• INSTRUCTION:
Write out the full set of records exactly. Any pictures in them do not belong in the copy.

• LISTING:
===
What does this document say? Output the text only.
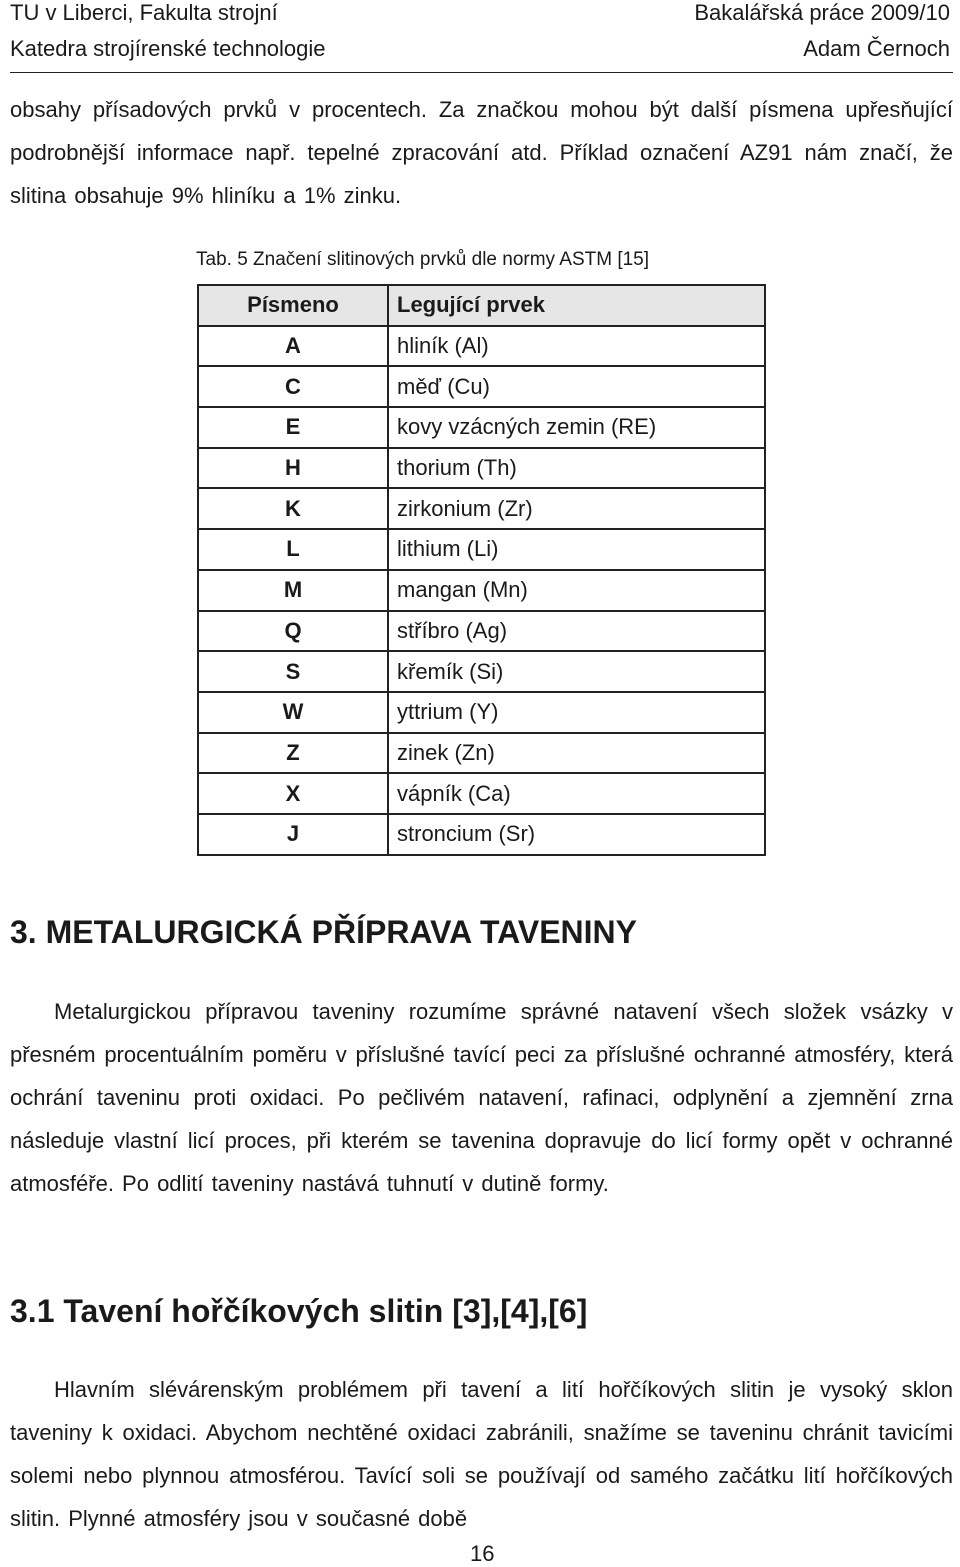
TU v Liberci, Fakulta strojní	Bakalářská práce 2009/10
Katedra strojírenské technologie	Adam Černoch

obsahy přísadových prvků v procentech. Za značkou mohou být další písmena upřesňující podrobnější informace např. tepelné zpracování atd. Příklad označení AZ91 nám značí, že slitina obsahuje 9% hliníku a 1% zinku.

Tab. 5 Značení slitinových prvků dle normy ASTM [15]
Písmeno	Legující prvek
A	hliník (Al)
C	měď (Cu)
E	kovy vzácných zemin (RE)
H	thorium (Th)
K	zirkonium (Zr)
L	lithium (Li)
M	mangan (Mn)
Q	stříbro (Ag)
S	křemík (Si)
W	yttrium (Y)
Z	zinek (Zn)
X	vápník (Ca)
J	stroncium (Sr)
3. METALURGICKÁ PŘÍPRAVA TAVENINY

Metalurgickou přípravou taveniny rozumíme správné natavení všech složek vsázky v přesném procentuálním poměru v příslušné tavící peci za příslušné ochranné atmosféry, která ochrání taveninu proti oxidaci. Po pečlivém natavení, rafinaci, odplynění a zjemnění zrna následuje vlastní licí proces, při kterém se tavenina dopravuje do licí formy opět v ochranné atmosféře. Po odlití taveniny nastává tuhnutí v dutině formy.

3.1 Tavení hořčíkových slitin [3],[4],[6]

Hlavním slévárenským problémem při tavení a lití hořčíkových slitin je vysoký sklon taveniny k oxidaci. Abychom nechtěné oxidaci zabránili, snažíme se taveninu chránit tavicími solemi nebo plynnou atmosférou. Tavící soli se používají od samého začátku lití hořčíkových slitin. Plynné atmosféry jsou v současné době

16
===
• WRITTEN ANSWER:
What does this document say? Output the text only.
TU v Liberci, Fakulta strojní	Bakalářská práce 2009/10
Katedra strojírenské technologie	Adam Černoch

obsahy přísadových prvků v procentech. Za značkou mohou být další písmena upřesňující podrobnější informace např. tepelné zpracování atd. Příklad označení AZ91 nám značí, že slitina obsahuje 9% hliníku a 1% zinku.

Tab. 5 Značení slitinových prvků dle normy ASTM [15]
Písmeno	Legující prvek
A	hliník (Al)
C	měď (Cu)
E	kovy vzácných zemin (RE)
H	thorium (Th)
K	zirkonium (Zr)
L	lithium (Li)
M	mangan (Mn)
Q	stříbro (Ag)
S	křemík (Si)
W	yttrium (Y)
Z	zinek (Zn)
X	vápník (Ca)
J	stroncium (Sr)
3. METALURGICKÁ PŘÍPRAVA TAVENINY

Metalurgickou přípravou taveniny rozumíme správné natavení všech složek vsázky v přesném procentuálním poměru v příslušné tavící peci za příslušné ochranné atmosféry, která ochrání taveninu proti oxidaci. Po pečlivém natavení, rafinaci, odplynění a zjemnění zrna následuje vlastní licí proces, při kterém se tavenina dopravuje do licí formy opět v ochranné atmosféře. Po odlití taveniny nastává tuhnutí v dutině formy.

3.1 Tavení hořčíkových slitin [3],[4],[6]

Hlavním slévárenským problémem při tavení a lití hořčíkových slitin je vysoký sklon taveniny k oxidaci. Abychom nechtěné oxidaci zabránili, snažíme se taveninu chránit tavicími solemi nebo plynnou atmosférou. Tavící soli se používají od samého začátku lití hořčíkových slitin. Plynné atmosféry jsou v současné době

16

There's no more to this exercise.